» **The input**
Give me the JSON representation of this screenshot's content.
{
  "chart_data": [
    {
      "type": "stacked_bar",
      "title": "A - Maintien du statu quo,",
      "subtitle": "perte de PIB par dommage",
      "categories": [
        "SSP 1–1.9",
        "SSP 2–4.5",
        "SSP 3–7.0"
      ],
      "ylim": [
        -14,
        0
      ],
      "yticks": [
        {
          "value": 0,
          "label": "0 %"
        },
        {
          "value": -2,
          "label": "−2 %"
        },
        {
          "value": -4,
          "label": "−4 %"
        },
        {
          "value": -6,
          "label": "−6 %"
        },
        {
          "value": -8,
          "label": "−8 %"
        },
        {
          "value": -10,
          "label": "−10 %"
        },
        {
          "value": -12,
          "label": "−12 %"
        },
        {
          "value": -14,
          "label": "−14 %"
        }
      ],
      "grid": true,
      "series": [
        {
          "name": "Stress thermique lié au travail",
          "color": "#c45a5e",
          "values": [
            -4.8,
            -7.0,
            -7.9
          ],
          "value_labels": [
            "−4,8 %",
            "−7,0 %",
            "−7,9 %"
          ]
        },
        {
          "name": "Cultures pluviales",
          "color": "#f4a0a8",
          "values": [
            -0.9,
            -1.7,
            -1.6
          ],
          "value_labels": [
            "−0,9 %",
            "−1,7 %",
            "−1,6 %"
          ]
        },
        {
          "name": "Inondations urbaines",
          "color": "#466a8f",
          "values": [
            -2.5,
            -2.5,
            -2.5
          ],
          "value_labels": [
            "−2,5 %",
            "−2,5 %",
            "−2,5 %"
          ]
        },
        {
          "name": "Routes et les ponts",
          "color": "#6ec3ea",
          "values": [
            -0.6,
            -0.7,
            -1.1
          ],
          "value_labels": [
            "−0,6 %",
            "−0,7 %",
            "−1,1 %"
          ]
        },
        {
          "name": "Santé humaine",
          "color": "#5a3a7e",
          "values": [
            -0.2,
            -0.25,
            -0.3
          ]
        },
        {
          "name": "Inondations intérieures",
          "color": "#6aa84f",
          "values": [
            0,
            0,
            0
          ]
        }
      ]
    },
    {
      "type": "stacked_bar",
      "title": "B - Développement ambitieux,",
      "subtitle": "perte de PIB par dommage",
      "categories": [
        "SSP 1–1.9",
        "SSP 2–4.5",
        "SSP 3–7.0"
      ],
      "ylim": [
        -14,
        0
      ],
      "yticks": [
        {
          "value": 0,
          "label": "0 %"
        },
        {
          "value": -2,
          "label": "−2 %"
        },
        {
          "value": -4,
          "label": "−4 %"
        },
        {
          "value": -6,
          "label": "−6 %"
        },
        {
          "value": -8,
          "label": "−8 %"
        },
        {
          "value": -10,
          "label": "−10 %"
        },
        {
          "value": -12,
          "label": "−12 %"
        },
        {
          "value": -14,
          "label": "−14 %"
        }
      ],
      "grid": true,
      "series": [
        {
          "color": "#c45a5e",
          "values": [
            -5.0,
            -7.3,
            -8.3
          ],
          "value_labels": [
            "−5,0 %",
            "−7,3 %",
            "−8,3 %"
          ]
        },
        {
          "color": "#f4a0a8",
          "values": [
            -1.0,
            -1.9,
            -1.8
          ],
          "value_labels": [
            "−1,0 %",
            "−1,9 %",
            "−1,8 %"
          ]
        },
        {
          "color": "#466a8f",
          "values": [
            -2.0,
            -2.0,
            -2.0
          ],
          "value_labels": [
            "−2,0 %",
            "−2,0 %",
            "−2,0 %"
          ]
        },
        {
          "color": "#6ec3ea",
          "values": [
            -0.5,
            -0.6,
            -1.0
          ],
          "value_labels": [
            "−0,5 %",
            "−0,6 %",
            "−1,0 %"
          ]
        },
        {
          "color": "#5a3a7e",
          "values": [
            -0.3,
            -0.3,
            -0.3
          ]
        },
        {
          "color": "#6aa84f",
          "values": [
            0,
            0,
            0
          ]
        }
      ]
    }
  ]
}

» **What to produce**
Pick out each line containing "name" and report it.

» **Result for this exercise**
          "name": "Stress thermique lié au travail",
          "name": "Cultures pluviales",
          "name": "Inondations urbaines",
          "name": "Routes et les ponts",
          "name": "Santé humaine",
          "name": "Inondations intérieures",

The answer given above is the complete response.